Dataset entries:
════════════════════

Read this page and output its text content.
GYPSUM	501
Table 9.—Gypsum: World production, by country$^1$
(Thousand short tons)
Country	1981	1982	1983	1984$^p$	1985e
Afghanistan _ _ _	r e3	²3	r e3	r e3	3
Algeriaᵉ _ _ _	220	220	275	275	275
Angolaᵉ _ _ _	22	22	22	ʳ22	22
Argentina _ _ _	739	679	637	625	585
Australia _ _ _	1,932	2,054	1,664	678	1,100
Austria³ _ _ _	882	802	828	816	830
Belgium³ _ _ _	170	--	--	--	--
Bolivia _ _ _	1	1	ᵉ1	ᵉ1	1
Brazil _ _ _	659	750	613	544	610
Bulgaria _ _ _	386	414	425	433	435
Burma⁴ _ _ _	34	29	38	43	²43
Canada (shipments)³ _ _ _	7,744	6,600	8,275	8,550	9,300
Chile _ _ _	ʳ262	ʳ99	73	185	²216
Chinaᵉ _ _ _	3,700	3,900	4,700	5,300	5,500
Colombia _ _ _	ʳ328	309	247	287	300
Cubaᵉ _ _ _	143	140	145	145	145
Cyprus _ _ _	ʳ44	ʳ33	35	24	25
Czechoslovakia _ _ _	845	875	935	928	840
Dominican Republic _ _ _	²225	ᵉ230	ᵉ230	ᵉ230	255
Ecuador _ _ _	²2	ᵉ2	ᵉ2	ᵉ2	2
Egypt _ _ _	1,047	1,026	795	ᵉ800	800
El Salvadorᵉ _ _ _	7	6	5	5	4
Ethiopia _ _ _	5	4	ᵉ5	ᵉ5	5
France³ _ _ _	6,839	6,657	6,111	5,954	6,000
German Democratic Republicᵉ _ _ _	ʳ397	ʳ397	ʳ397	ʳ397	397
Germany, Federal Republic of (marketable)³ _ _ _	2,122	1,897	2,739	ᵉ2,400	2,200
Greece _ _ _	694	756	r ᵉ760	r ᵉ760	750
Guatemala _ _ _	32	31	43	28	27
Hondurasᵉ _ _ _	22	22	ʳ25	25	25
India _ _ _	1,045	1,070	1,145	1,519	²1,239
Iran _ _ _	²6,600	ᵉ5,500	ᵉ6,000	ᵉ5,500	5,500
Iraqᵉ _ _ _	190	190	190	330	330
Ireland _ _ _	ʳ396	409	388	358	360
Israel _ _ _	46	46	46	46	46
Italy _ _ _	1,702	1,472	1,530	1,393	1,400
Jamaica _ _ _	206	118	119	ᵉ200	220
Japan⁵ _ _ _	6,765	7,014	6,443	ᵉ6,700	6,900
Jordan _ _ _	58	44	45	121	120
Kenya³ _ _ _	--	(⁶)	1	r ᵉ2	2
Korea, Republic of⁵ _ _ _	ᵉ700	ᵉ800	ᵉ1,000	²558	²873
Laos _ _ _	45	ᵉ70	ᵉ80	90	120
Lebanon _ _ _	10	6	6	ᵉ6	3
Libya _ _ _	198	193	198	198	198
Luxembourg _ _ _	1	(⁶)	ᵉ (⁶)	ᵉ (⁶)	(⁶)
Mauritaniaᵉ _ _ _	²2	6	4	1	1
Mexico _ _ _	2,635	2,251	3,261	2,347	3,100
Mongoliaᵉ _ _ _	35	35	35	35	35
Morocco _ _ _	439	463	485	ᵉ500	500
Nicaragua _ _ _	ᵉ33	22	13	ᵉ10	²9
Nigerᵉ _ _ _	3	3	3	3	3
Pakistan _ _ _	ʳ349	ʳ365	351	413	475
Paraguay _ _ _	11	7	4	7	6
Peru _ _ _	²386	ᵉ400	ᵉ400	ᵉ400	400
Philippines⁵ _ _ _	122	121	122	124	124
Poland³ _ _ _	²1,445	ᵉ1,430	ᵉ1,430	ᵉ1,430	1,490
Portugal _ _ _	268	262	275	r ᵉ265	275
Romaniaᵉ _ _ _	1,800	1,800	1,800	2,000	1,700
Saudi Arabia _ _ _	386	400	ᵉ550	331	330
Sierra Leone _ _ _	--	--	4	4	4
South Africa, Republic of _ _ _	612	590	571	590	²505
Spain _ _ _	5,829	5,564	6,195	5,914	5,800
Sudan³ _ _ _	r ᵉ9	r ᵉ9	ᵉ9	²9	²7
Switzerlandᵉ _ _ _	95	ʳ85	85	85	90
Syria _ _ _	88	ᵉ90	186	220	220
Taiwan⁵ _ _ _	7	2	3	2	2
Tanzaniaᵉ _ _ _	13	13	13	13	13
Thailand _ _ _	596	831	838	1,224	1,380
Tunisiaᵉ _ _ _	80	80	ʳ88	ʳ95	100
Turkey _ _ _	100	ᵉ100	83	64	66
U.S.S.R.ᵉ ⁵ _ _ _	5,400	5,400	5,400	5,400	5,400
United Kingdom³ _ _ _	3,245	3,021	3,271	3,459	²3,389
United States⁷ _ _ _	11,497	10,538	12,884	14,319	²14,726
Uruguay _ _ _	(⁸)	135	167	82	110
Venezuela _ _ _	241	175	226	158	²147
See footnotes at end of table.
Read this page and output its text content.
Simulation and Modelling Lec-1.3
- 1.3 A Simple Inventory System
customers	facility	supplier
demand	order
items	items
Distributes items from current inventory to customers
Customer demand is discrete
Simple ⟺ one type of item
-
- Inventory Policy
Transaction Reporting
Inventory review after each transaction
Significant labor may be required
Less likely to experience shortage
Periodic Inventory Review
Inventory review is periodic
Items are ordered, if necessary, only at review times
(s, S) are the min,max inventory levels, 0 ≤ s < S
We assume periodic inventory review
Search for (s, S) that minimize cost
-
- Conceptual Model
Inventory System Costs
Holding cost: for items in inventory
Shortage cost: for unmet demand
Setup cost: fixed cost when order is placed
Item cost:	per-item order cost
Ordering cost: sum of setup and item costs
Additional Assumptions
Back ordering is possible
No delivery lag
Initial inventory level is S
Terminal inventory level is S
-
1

════════════════════

_Request_:
Go through the records above and set each one down exactly, please.

_Complete answer_:
Read this page and output its text content.
GYPSUM	501
Table 9.—Gypsum: World production, by country$^1$
(Thousand short tons)
Country	1981	1982	1983	1984$^p$	1985e
Afghanistan _ _ _	r e3	²3	r e3	r e3	3
Algeriaᵉ _ _ _	220	220	275	275	275
Angolaᵉ _ _ _	22	22	22	ʳ22	22
Argentina _ _ _	739	679	637	625	585
Australia _ _ _	1,932	2,054	1,664	678	1,100
Austria³ _ _ _	882	802	828	816	830
Belgium³ _ _ _	170	--	--	--	--
Bolivia _ _ _	1	1	ᵉ1	ᵉ1	1
Brazil _ _ _	659	750	613	544	610
Bulgaria _ _ _	386	414	425	433	435
Burma⁴ _ _ _	34	29	38	43	²43
Canada (shipments)³ _ _ _	7,744	6,600	8,275	8,550	9,300
Chile _ _ _	ʳ262	ʳ99	73	185	²216
Chinaᵉ _ _ _	3,700	3,900	4,700	5,300	5,500
Colombia _ _ _	ʳ328	309	247	287	300
Cubaᵉ _ _ _	143	140	145	145	145
Cyprus _ _ _	ʳ44	ʳ33	35	24	25
Czechoslovakia _ _ _	845	875	935	928	840
Dominican Republic _ _ _	²225	ᵉ230	ᵉ230	ᵉ230	255
Ecuador _ _ _	²2	ᵉ2	ᵉ2	ᵉ2	2
Egypt _ _ _	1,047	1,026	795	ᵉ800	800
El Salvadorᵉ _ _ _	7	6	5	5	4
Ethiopia _ _ _	5	4	ᵉ5	ᵉ5	5
France³ _ _ _	6,839	6,657	6,111	5,954	6,000
German Democratic Republicᵉ _ _ _	ʳ397	ʳ397	ʳ397	ʳ397	397
Germany, Federal Republic of (marketable)³ _ _ _	2,122	1,897	2,739	ᵉ2,400	2,200
Greece _ _ _	694	756	r ᵉ760	r ᵉ760	750
Guatemala _ _ _	32	31	43	28	27
Hondurasᵉ _ _ _	22	22	ʳ25	25	25
India _ _ _	1,045	1,070	1,145	1,519	²1,239
Iran _ _ _	²6,600	ᵉ5,500	ᵉ6,000	ᵉ5,500	5,500
Iraqᵉ _ _ _	190	190	190	330	330
Ireland _ _ _	ʳ396	409	388	358	360
Israel _ _ _	46	46	46	46	46
Italy _ _ _	1,702	1,472	1,530	1,393	1,400
Jamaica _ _ _	206	118	119	ᵉ200	220
Japan⁵ _ _ _	6,765	7,014	6,443	ᵉ6,700	6,900
Jordan _ _ _	58	44	45	121	120
Kenya³ _ _ _	--	(⁶)	1	r ᵉ2	2
Korea, Republic of⁵ _ _ _	ᵉ700	ᵉ800	ᵉ1,000	²558	²873
Laos _ _ _	45	ᵉ70	ᵉ80	90	120
Lebanon _ _ _	10	6	6	ᵉ6	3
Libya _ _ _	198	193	198	198	198
Luxembourg _ _ _	1	(⁶)	ᵉ (⁶)	ᵉ (⁶)	(⁶)
Mauritaniaᵉ _ _ _	²2	6	4	1	1
Mexico _ _ _	2,635	2,251	3,261	2,347	3,100
Mongoliaᵉ _ _ _	35	35	35	35	35
Morocco _ _ _	439	463	485	ᵉ500	500
Nicaragua _ _ _	ᵉ33	22	13	ᵉ10	²9
Nigerᵉ _ _ _	3	3	3	3	3
Pakistan _ _ _	ʳ349	ʳ365	351	413	475
Paraguay _ _ _	11	7	4	7	6
Peru _ _ _	²386	ᵉ400	ᵉ400	ᵉ400	400
Philippines⁵ _ _ _	122	121	122	124	124
Poland³ _ _ _	²1,445	ᵉ1,430	ᵉ1,430	ᵉ1,430	1,490
Portugal _ _ _	268	262	275	r ᵉ265	275
Romaniaᵉ _ _ _	1,800	1,800	1,800	2,000	1,700
Saudi Arabia _ _ _	386	400	ᵉ550	331	330
Sierra Leone _ _ _	--	--	4	4	4
South Africa, Republic of _ _ _	612	590	571	590	²505
Spain _ _ _	5,829	5,564	6,195	5,914	5,800
Sudan³ _ _ _	r ᵉ9	r ᵉ9	ᵉ9	²9	²7
Switzerlandᵉ _ _ _	95	ʳ85	85	85	90
Syria _ _ _	88	ᵉ90	186	220	220
Taiwan⁵ _ _ _	7	2	3	2	2
Tanzaniaᵉ _ _ _	13	13	13	13	13
Thailand _ _ _	596	831	838	1,224	1,380
Tunisiaᵉ _ _ _	80	80	ʳ88	ʳ95	100
Turkey _ _ _	100	ᵉ100	83	64	66
U.S.S.R.ᵉ ⁵ _ _ _	5,400	5,400	5,400	5,400	5,400
United Kingdom³ _ _ _	3,245	3,021	3,271	3,459	²3,389
United States⁷ _ _ _	11,497	10,538	12,884	14,319	²14,726
Uruguay _ _ _	(⁸)	135	167	82	110
Venezuela _ _ _	241	175	226	158	²147
See footnotes at end of table.
Read this page and output its text content.
Simulation and Modelling Lec-1.3
- 1.3 A Simple Inventory System
customers	facility	supplier
demand	order
items	items
Distributes items from current inventory to customers
Customer demand is discrete
Simple ⟺ one type of item
-
- Inventory Policy
Transaction Reporting
Inventory review after each transaction
Significant labor may be required
Less likely to experience shortage
Periodic Inventory Review
Inventory review is periodic
Items are ordered, if necessary, only at review times
(s, S) are the min,max inventory levels, 0 ≤ s < S
We assume periodic inventory review
Search for (s, S) that minimize cost
-
- Conceptual Model
Inventory System Costs
Holding cost: for items in inventory
Shortage cost: for unmet demand
Setup cost: fixed cost when order is placed
Item cost:	per-item order cost
Ordering cost: sum of setup and item costs
Additional Assumptions
Back ordering is possible
No delivery lag
Initial inventory level is S
Terminal inventory level is S
-
1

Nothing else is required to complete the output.